#### LISTED ENTRIES ####

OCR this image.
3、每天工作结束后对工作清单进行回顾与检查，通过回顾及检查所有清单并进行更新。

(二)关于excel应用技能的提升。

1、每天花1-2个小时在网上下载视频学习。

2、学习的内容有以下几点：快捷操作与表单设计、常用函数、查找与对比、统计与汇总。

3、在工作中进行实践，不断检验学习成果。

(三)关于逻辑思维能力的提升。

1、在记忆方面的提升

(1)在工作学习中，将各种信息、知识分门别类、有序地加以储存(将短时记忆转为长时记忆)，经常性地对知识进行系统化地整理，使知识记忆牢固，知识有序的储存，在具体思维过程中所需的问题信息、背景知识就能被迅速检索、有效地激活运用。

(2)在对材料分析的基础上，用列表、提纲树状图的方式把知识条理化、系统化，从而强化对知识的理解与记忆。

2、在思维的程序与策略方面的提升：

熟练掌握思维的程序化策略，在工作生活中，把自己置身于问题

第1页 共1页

####

SET EXERCISE:
Return all of the entries exactly as they were supplied.

RIGHT ANSWER:
OCR this image.
3、每天工作结束后对工作清单进行回顾与检查，通过回顾及检查所有清单并进行更新。

(二)关于excel应用技能的提升。

1、每天花1-2个小时在网上下载视频学习。

2、学习的内容有以下几点：快捷操作与表单设计、常用函数、查找与对比、统计与汇总。

3、在工作中进行实践，不断检验学习成果。

(三)关于逻辑思维能力的提升。

1、在记忆方面的提升

(1)在工作学习中，将各种信息、知识分门别类、有序地加以储存(将短时记忆转为长时记忆)，经常性地对知识进行系统化地整理，使知识记忆牢固，知识有序的储存，在具体思维过程中所需的问题信息、背景知识就能被迅速检索、有效地激活运用。

(2)在对材料分析的基础上，用列表、提纲树状图的方式把知识条理化、系统化，从而强化对知识的理解与记忆。

2、在思维的程序与策略方面的提升：

熟练掌握思维的程序化策略，在工作生活中，把自己置身于问题

第1页 共1页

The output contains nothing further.